- Goal:
Pick every line from the data that holds the word "estudiaron".

- Dataset rows:
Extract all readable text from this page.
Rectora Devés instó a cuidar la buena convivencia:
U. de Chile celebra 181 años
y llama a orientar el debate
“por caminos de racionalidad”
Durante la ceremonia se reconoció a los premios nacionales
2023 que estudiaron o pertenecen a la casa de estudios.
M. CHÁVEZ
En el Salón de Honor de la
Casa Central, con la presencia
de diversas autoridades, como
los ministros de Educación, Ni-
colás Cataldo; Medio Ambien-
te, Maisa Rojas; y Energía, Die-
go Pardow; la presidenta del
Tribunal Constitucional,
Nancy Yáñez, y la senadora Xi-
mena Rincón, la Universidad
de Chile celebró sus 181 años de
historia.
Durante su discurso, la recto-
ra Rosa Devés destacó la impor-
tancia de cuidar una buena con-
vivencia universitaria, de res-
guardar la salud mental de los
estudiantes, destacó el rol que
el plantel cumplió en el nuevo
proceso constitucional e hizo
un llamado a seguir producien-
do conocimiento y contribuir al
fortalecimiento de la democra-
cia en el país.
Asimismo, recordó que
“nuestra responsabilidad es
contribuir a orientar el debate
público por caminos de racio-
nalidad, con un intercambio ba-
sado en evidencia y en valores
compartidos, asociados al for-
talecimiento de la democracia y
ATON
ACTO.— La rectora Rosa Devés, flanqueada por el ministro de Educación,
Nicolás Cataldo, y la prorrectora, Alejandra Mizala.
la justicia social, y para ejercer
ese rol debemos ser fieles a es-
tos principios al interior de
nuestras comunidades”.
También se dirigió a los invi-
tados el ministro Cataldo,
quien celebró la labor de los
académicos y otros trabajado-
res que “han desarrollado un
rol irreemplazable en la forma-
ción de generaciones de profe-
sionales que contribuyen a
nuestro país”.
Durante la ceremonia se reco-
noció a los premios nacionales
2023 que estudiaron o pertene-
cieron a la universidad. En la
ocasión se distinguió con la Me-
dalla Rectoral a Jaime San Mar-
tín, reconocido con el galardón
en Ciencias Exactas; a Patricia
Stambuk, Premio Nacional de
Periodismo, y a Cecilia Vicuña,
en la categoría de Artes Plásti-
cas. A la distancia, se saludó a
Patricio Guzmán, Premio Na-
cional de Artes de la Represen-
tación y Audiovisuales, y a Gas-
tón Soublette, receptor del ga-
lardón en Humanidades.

- Correct response:
2023 que estudiaron o pertenecen a la casa de estudios.
2023 que estudiaron o pertene-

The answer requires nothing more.